Copy out each line that mentions the word "数据获取业绩列表即可".

(Stored entries)
-----
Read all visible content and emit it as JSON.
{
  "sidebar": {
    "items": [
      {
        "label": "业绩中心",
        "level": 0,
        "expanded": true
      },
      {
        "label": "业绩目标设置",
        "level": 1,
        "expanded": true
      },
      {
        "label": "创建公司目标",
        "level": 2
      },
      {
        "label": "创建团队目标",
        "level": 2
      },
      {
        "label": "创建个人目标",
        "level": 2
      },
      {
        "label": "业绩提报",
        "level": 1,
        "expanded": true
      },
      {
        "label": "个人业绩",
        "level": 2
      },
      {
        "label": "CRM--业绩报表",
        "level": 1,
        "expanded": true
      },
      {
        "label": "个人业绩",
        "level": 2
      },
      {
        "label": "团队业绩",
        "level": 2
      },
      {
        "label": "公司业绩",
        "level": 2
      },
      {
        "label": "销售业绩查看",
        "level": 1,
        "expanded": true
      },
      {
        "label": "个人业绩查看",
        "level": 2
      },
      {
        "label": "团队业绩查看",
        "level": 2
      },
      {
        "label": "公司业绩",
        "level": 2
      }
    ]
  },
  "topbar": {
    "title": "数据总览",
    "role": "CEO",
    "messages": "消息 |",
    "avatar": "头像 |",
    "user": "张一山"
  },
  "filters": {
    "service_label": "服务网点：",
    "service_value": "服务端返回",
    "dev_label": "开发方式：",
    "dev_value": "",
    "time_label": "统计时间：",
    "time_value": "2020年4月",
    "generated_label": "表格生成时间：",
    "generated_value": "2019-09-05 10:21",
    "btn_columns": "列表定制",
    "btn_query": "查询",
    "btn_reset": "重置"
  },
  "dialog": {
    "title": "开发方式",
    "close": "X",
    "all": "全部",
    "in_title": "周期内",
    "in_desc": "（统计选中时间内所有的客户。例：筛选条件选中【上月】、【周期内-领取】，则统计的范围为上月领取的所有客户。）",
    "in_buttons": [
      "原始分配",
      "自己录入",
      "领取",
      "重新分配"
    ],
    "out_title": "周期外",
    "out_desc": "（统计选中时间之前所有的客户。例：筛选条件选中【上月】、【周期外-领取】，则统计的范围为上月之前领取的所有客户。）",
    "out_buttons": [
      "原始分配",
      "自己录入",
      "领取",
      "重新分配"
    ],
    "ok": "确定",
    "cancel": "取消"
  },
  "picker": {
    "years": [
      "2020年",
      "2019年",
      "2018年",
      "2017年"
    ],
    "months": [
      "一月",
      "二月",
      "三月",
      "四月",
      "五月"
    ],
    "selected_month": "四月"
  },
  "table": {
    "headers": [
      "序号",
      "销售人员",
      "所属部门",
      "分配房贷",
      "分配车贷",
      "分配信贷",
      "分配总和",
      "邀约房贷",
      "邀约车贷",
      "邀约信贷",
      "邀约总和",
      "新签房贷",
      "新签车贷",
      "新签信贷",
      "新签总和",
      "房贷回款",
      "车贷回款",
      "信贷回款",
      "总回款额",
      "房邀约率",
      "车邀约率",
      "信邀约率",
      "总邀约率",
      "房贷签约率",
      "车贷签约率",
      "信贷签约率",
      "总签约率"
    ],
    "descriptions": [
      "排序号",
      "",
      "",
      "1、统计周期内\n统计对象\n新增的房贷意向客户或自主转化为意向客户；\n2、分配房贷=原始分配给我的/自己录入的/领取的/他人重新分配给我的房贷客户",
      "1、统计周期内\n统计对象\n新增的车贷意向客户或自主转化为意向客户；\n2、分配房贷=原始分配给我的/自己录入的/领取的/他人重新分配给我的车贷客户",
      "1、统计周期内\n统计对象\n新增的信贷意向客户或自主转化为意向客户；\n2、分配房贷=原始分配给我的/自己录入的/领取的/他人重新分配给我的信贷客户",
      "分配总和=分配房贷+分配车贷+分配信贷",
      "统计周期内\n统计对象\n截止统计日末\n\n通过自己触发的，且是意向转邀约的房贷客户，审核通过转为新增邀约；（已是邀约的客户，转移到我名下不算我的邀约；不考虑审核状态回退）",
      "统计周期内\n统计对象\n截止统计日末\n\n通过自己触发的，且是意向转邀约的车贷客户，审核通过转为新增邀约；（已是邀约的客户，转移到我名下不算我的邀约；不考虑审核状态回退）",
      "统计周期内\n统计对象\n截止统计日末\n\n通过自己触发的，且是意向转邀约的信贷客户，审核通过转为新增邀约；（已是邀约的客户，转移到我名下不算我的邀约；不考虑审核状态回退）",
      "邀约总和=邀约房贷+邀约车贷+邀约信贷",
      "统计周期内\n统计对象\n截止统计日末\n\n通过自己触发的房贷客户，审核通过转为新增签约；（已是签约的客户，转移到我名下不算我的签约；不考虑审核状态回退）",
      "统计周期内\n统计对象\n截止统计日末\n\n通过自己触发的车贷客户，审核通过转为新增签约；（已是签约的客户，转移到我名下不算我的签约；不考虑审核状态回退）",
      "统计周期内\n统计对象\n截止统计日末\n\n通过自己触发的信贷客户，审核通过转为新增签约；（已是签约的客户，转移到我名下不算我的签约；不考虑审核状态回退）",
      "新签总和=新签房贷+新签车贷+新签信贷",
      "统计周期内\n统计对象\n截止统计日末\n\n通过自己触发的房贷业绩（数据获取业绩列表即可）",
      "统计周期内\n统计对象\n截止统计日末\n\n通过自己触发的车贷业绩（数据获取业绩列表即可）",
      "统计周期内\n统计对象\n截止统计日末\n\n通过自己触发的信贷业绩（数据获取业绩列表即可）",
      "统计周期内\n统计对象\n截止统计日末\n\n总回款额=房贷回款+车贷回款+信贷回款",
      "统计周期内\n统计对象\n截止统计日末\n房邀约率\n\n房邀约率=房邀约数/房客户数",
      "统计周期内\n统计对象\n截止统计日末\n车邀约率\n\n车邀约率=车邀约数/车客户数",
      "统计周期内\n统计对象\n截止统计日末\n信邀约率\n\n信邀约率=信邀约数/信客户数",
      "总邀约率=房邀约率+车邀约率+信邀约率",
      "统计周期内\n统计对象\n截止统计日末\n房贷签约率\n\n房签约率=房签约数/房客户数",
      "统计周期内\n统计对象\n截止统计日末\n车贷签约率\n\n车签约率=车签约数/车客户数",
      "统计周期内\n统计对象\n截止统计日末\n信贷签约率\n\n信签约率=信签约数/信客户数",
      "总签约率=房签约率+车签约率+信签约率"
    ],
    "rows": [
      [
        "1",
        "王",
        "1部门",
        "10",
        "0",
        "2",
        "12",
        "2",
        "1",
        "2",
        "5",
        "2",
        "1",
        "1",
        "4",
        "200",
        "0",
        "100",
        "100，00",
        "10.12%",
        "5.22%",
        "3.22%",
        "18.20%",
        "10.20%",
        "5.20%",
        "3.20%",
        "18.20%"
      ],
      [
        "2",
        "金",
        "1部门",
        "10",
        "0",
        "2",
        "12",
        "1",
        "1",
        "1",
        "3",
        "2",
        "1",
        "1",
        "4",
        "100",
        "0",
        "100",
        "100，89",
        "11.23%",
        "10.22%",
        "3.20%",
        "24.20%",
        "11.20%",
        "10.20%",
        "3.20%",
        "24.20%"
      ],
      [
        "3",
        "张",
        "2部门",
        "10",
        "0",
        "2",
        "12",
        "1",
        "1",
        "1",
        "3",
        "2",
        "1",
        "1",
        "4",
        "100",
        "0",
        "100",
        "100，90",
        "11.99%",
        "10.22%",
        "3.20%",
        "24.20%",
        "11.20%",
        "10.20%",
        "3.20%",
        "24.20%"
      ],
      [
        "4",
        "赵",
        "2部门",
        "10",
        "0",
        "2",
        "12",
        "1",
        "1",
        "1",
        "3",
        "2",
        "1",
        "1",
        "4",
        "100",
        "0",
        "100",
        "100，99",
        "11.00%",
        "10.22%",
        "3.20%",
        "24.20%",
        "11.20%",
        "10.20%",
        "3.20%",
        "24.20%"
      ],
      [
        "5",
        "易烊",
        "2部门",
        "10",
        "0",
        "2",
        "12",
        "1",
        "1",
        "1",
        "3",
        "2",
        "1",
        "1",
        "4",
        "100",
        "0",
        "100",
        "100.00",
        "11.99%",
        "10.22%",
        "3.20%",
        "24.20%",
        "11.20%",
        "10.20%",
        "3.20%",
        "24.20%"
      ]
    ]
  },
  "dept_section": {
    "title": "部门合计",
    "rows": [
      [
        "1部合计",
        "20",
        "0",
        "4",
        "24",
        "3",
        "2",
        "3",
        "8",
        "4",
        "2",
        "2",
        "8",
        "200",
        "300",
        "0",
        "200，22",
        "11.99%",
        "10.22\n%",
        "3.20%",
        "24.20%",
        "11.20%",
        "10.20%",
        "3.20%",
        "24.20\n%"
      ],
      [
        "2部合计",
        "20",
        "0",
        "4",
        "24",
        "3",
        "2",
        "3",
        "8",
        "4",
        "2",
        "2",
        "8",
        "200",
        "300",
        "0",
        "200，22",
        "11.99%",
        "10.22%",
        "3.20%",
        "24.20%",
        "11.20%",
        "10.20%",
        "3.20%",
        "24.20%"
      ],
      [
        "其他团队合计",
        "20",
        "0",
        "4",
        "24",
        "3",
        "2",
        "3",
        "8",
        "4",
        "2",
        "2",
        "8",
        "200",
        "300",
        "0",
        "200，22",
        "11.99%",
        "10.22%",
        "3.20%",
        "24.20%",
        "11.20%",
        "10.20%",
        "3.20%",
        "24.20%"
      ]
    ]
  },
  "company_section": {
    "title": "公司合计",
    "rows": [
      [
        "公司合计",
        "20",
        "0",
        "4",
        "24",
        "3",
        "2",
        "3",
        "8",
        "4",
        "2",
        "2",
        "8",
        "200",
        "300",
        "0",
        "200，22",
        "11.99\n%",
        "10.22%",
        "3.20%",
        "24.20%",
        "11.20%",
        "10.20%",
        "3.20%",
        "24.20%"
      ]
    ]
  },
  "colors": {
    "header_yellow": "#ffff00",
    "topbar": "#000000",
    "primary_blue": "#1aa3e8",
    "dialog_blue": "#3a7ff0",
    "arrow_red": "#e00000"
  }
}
-----
Finished answer:
      "统计周期内\n统计对象\n截止统计日末\n\n通过自己触发的房贷业绩（数据获取业绩列表即可）",
      "统计周期内\n统计对象\n截止统计日末\n\n通过自己触发的车贷业绩（数据获取业绩列表即可）",
      "统计周期内\n统计对象\n截止统计日末\n\n通过自己触发的信贷业绩（数据获取业绩列表即可）",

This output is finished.